■ **Material shown**
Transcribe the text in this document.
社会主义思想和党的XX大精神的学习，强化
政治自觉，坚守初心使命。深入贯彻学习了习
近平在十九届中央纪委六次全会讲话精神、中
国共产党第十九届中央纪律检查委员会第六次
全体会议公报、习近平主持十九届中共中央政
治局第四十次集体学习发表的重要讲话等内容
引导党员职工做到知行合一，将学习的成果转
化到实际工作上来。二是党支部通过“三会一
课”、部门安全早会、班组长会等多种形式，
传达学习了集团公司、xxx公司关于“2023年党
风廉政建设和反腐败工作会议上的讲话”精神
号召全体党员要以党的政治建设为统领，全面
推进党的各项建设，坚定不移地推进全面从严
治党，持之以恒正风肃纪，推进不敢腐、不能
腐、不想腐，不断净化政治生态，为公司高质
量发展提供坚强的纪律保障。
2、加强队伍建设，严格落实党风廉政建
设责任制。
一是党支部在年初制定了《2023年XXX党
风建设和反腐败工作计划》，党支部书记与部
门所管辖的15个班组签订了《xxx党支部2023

■ **Direction**
Reproduce the complete data exactly as presented above.

■ **Written answer**
Transcribe the text in this document.
社会主义思想和党的XX大精神的学习，强化
政治自觉，坚守初心使命。深入贯彻学习了习
近平在十九届中央纪委六次全会讲话精神、中
国共产党第十九届中央纪律检查委员会第六次
全体会议公报、习近平主持十九届中共中央政
治局第四十次集体学习发表的重要讲话等内容
引导党员职工做到知行合一，将学习的成果转
化到实际工作上来。二是党支部通过“三会一
课”、部门安全早会、班组长会等多种形式，
传达学习了集团公司、xxx公司关于“2023年党
风廉政建设和反腐败工作会议上的讲话”精神
号召全体党员要以党的政治建设为统领，全面
推进党的各项建设，坚定不移地推进全面从严
治党，持之以恒正风肃纪，推进不敢腐、不能
腐、不想腐，不断净化政治生态，为公司高质
量发展提供坚强的纪律保障。
2、加强队伍建设，严格落实党风廉政建
设责任制。
一是党支部在年初制定了《2023年XXX党
风建设和反腐败工作计划》，党支部书记与部
门所管辖的15个班组签订了《xxx党支部2023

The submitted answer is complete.